Objective:
Copy out all lines with the word "name" in them.
START Given records
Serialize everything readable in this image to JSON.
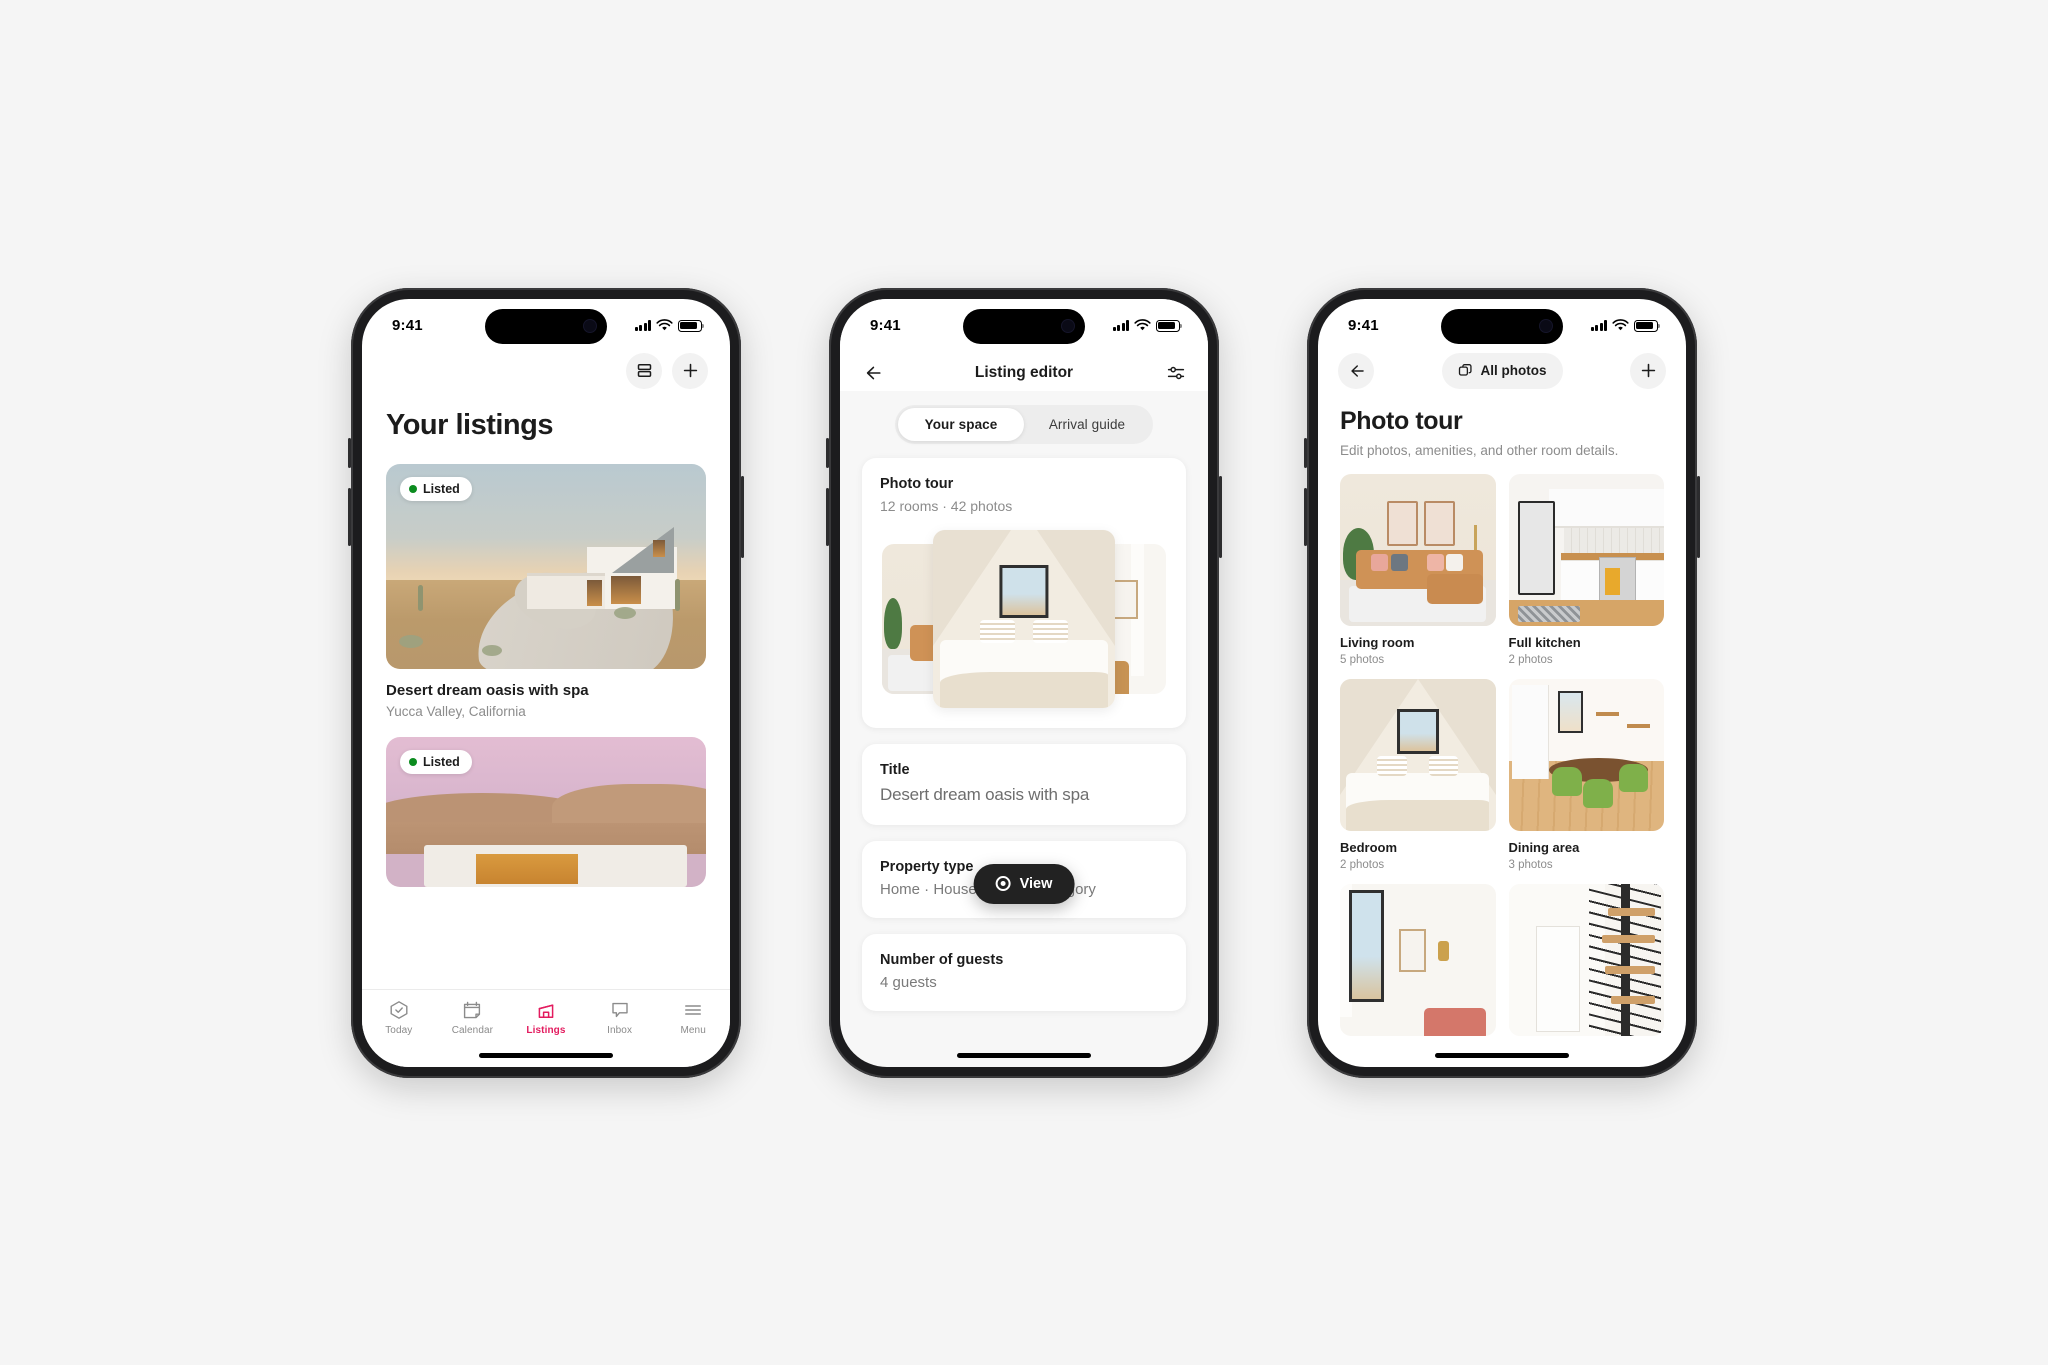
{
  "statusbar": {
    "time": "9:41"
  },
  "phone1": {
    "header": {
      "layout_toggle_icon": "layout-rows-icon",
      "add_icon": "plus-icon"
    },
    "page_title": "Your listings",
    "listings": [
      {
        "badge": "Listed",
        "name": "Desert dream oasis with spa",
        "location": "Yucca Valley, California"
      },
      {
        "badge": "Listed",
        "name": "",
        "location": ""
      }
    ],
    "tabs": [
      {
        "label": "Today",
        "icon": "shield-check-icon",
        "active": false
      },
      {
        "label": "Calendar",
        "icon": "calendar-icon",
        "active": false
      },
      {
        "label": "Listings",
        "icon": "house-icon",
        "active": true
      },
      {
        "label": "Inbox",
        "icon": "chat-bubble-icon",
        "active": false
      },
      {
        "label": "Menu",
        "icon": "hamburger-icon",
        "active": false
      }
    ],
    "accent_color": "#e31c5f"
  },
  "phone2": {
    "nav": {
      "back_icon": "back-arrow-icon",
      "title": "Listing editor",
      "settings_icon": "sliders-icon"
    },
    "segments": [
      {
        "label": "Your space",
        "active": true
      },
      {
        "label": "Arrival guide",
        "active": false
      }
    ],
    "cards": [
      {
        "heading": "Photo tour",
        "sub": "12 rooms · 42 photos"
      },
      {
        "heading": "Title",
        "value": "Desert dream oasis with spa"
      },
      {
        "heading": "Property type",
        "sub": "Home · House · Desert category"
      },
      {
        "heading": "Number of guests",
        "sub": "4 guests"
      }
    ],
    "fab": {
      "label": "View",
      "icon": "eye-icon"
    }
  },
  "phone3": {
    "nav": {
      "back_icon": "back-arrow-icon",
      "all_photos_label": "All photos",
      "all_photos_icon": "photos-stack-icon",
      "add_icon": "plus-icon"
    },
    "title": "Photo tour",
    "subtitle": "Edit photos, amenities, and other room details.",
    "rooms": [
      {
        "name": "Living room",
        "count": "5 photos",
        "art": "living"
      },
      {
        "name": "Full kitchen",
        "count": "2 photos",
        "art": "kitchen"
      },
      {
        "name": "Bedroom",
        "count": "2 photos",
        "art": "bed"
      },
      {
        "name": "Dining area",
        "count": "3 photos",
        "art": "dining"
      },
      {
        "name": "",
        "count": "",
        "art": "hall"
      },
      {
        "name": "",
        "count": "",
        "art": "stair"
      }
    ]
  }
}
END Given records
START Given records
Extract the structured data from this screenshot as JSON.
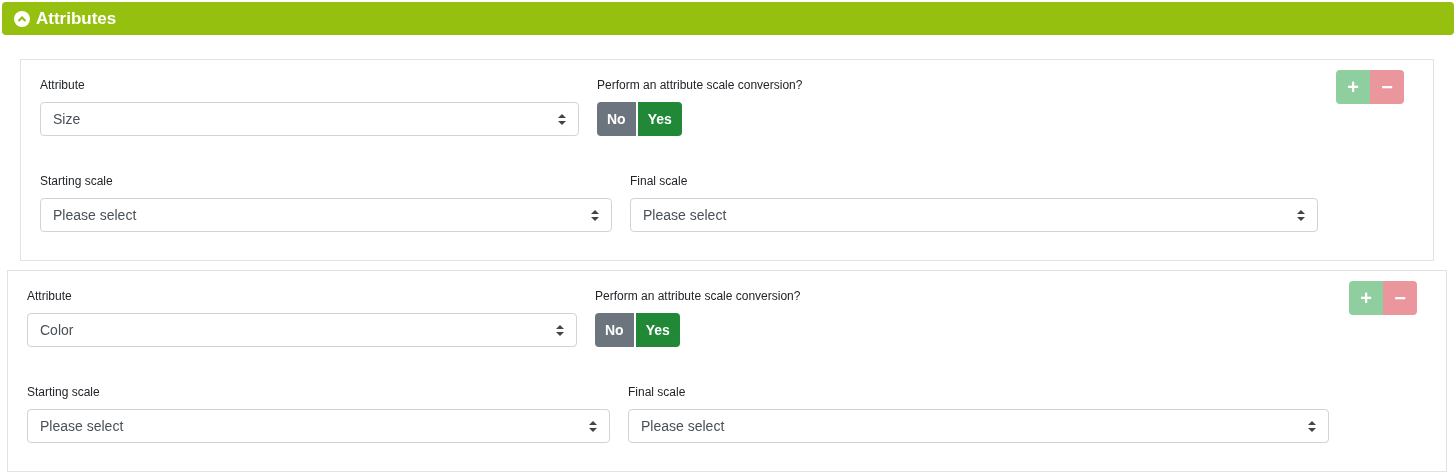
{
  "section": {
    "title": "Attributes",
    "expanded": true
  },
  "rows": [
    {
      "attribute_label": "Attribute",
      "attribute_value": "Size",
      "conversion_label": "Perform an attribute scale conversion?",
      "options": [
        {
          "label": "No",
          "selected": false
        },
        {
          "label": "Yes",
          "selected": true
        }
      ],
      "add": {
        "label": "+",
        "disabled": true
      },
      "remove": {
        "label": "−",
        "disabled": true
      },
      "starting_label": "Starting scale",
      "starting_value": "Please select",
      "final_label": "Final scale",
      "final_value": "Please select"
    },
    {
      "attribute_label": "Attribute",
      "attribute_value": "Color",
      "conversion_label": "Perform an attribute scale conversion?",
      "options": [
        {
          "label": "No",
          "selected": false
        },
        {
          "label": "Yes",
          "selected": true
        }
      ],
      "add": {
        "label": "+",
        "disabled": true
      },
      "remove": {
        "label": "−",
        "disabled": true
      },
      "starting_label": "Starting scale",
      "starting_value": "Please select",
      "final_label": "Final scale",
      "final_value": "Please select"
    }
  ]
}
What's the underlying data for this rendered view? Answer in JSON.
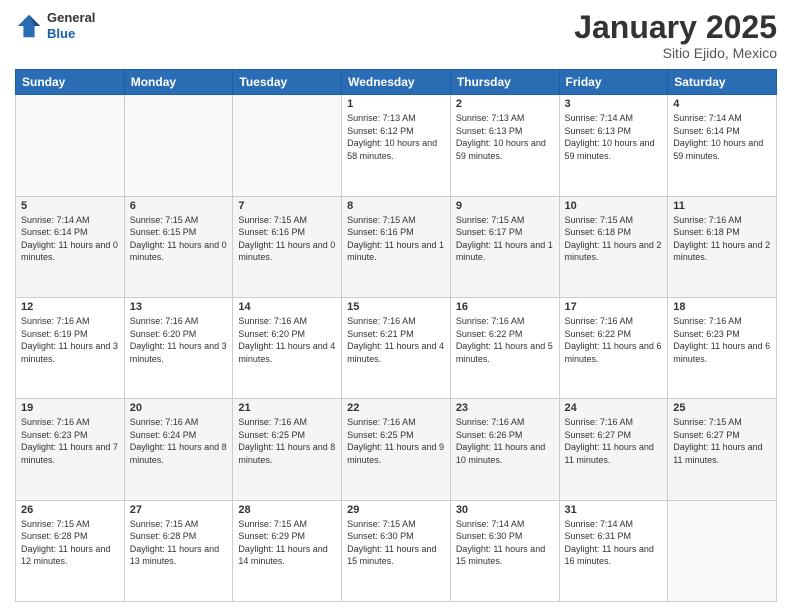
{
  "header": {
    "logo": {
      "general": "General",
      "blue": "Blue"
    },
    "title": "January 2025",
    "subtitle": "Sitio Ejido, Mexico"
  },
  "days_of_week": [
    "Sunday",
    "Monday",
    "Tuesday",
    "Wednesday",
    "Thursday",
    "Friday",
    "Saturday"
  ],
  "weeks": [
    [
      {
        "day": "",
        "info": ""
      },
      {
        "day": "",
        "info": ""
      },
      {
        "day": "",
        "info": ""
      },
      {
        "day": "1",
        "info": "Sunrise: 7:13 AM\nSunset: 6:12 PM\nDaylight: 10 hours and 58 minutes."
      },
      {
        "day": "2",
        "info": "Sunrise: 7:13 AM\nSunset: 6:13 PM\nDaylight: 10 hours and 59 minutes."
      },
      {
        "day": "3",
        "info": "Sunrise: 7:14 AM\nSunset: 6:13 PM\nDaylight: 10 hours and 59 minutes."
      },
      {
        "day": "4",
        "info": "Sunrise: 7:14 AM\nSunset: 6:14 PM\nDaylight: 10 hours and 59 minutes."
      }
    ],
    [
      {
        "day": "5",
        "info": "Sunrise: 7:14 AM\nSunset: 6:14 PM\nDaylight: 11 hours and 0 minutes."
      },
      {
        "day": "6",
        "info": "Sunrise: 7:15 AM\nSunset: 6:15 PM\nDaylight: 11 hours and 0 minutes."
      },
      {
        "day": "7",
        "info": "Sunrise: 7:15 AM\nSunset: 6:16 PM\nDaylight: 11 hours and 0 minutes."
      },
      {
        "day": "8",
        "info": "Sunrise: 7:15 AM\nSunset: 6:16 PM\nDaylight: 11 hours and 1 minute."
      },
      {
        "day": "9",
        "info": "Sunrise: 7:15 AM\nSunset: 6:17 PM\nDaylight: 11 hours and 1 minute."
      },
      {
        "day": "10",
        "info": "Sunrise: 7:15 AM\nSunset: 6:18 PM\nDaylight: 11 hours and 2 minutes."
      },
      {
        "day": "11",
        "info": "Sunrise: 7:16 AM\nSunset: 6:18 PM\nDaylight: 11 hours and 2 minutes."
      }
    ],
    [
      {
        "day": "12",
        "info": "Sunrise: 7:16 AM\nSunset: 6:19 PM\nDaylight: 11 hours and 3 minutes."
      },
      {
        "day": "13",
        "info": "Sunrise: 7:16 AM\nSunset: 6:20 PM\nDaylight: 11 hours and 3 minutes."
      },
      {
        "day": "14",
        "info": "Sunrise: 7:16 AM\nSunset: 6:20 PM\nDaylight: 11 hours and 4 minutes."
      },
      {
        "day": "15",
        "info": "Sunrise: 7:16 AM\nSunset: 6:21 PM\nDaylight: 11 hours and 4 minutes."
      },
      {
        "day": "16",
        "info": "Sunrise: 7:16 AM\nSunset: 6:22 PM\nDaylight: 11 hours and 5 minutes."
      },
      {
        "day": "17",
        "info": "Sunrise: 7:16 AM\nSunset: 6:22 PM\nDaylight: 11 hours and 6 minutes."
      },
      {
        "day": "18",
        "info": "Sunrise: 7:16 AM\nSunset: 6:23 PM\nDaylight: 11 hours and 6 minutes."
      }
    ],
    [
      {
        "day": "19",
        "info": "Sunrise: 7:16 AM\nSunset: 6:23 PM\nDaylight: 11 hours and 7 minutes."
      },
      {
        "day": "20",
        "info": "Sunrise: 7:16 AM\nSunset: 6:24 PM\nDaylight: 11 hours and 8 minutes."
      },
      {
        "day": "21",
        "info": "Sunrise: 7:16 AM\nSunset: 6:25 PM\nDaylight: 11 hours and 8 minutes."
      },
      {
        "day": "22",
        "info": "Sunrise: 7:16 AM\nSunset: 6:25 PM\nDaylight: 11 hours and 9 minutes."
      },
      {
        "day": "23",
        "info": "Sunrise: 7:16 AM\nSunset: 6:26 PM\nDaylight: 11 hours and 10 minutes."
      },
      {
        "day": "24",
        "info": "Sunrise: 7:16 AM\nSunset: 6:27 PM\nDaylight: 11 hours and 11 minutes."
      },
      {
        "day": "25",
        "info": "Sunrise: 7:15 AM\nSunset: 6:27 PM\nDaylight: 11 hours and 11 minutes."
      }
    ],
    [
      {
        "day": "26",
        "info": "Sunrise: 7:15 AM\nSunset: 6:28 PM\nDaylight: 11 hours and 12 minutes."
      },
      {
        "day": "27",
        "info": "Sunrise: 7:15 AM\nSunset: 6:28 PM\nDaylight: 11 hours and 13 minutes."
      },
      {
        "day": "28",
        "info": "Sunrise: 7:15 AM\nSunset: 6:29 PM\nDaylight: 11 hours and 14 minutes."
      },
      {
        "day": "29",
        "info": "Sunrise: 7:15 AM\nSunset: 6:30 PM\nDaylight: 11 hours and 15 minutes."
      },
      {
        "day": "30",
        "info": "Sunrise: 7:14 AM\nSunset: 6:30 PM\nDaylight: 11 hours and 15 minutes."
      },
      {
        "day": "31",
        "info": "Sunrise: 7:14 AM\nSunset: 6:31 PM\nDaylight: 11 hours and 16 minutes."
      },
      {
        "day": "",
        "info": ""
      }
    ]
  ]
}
END Given records
The solution:
        "name": "Desert dream oasis with spa",
        "name": "",
        "name": "Living room",
        "name": "Full kitchen",
        "name": "Bedroom",
        "name": "Dining area",
        "name": "",
        "name": "",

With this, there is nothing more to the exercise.